TASK GOAL => Print out the entries below with no edits.

STORED RECORDS =>
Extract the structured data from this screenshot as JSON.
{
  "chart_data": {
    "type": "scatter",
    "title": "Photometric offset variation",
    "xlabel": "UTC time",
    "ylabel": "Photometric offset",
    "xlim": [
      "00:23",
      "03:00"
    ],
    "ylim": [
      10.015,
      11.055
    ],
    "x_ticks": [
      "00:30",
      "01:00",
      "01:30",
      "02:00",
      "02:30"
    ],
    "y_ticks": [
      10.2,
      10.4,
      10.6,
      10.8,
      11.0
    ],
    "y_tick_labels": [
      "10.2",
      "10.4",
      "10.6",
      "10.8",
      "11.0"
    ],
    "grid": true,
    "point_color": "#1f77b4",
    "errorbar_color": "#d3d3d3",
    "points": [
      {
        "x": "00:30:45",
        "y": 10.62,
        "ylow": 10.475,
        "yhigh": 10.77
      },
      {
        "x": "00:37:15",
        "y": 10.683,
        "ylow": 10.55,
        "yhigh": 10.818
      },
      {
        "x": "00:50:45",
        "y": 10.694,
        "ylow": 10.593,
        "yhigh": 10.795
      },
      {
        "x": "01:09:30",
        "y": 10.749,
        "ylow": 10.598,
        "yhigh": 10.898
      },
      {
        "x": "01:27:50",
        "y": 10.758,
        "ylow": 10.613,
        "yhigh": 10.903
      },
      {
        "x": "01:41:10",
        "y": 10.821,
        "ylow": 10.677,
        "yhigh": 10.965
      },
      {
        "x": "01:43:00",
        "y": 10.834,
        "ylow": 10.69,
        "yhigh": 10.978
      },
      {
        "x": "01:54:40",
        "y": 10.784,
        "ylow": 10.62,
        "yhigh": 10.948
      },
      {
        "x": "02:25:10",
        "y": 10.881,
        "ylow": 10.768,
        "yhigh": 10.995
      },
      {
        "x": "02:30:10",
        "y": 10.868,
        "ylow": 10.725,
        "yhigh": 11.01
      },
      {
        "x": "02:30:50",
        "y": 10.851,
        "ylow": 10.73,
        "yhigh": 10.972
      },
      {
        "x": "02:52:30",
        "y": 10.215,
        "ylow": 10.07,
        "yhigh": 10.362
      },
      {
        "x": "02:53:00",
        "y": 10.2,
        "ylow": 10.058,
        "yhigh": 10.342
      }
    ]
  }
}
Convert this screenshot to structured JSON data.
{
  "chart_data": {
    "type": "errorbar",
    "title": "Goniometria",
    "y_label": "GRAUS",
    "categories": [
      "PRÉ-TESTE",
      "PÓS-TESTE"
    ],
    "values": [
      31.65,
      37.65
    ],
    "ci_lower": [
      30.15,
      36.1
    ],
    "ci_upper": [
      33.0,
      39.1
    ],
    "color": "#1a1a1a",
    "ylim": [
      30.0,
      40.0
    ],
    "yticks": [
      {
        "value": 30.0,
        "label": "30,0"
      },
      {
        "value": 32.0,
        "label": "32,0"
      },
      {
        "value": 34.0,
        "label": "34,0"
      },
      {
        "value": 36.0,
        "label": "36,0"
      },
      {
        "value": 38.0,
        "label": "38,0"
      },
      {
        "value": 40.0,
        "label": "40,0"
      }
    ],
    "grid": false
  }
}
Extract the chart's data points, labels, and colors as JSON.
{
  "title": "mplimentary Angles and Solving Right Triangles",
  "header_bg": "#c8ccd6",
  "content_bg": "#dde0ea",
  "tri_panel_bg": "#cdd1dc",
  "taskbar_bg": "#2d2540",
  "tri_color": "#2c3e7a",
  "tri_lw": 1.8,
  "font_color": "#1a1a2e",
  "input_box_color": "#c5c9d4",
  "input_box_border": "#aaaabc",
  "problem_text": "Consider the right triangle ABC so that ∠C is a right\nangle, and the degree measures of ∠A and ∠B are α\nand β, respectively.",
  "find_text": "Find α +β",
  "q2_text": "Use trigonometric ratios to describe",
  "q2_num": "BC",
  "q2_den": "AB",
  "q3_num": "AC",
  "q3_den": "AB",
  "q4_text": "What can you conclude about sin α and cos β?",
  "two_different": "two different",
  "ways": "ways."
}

WRITTEN RESPONSE =>
Extract the structured data from this screenshot as JSON.
{
  "chart_data": {
    "type": "scatter",
    "title": "Photometric offset variation",
    "xlabel": "UTC time",
    "ylabel": "Photometric offset",
    "xlim": [
      "00:23",
      "03:00"
    ],
    "ylim": [
      10.015,
      11.055
    ],
    "x_ticks": [
      "00:30",
      "01:00",
      "01:30",
      "02:00",
      "02:30"
    ],
    "y_ticks": [
      10.2,
      10.4,
      10.6,
      10.8,
      11.0
    ],
    "y_tick_labels": [
      "10.2",
      "10.4",
      "10.6",
      "10.8",
      "11.0"
    ],
    "grid": true,
    "point_color": "#1f77b4",
    "errorbar_color": "#d3d3d3",
    "points": [
      {
        "x": "00:30:45",
        "y": 10.62,
        "ylow": 10.475,
        "yhigh": 10.77
      },
      {
        "x": "00:37:15",
        "y": 10.683,
        "ylow": 10.55,
        "yhigh": 10.818
      },
      {
        "x": "00:50:45",
        "y": 10.694,
        "ylow": 10.593,
        "yhigh": 10.795
      },
      {
        "x": "01:09:30",
        "y": 10.749,
        "ylow": 10.598,
        "yhigh": 10.898
      },
      {
        "x": "01:27:50",
        "y": 10.758,
        "ylow": 10.613,
        "yhigh": 10.903
      },
      {
        "x": "01:41:10",
        "y": 10.821,
        "ylow": 10.677,
        "yhigh": 10.965
      },
      {
        "x": "01:43:00",
        "y": 10.834,
        "ylow": 10.69,
        "yhigh": 10.978
      },
      {
        "x": "01:54:40",
        "y": 10.784,
        "ylow": 10.62,
        "yhigh": 10.948
      },
      {
        "x": "02:25:10",
        "y": 10.881,
        "ylow": 10.768,
        "yhigh": 10.995
      },
      {
        "x": "02:30:10",
        "y": 10.868,
        "ylow": 10.725,
        "yhigh": 11.01
      },
      {
        "x": "02:30:50",
        "y": 10.851,
        "ylow": 10.73,
        "yhigh": 10.972
      },
      {
        "x": "02:52:30",
        "y": 10.215,
        "ylow": 10.07,
        "yhigh": 10.362
      },
      {
        "x": "02:53:00",
        "y": 10.2,
        "ylow": 10.058,
        "yhigh": 10.342
      }
    ]
  }
}
Convert this screenshot to structured JSON data.
{
  "chart_data": {
    "type": "errorbar",
    "title": "Goniometria",
    "y_label": "GRAUS",
    "categories": [
      "PRÉ-TESTE",
      "PÓS-TESTE"
    ],
    "values": [
      31.65,
      37.65
    ],
    "ci_lower": [
      30.15,
      36.1
    ],
    "ci_upper": [
      33.0,
      39.1
    ],
    "color": "#1a1a1a",
    "ylim": [
      30.0,
      40.0
    ],
    "yticks": [
      {
        "value": 30.0,
        "label": "30,0"
      },
      {
        "value": 32.0,
        "label": "32,0"
      },
      {
        "value": 34.0,
        "label": "34,0"
      },
      {
        "value": 36.0,
        "label": "36,0"
      },
      {
        "value": 38.0,
        "label": "38,0"
      },
      {
        "value": 40.0,
        "label": "40,0"
      }
    ],
    "grid": false
  }
}
Extract the chart's data points, labels, and colors as JSON.
{
  "title": "mplimentary Angles and Solving Right Triangles",
  "header_bg": "#c8ccd6",
  "content_bg": "#dde0ea",
  "tri_panel_bg": "#cdd1dc",
  "taskbar_bg": "#2d2540",
  "tri_color": "#2c3e7a",
  "tri_lw": 1.8,
  "font_color": "#1a1a2e",
  "input_box_color": "#c5c9d4",
  "input_box_border": "#aaaabc",
  "problem_text": "Consider the right triangle ABC so that ∠C is a right\nangle, and the degree measures of ∠A and ∠B are α\nand β, respectively.",
  "find_text": "Find α +β",
  "q2_text": "Use trigonometric ratios to describe",
  "q2_num": "BC",
  "q2_den": "AB",
  "q3_num": "AC",
  "q3_den": "AB",
  "q4_text": "What can you conclude about sin α and cos β?",
  "two_different": "two different",
  "ways": "ways."
}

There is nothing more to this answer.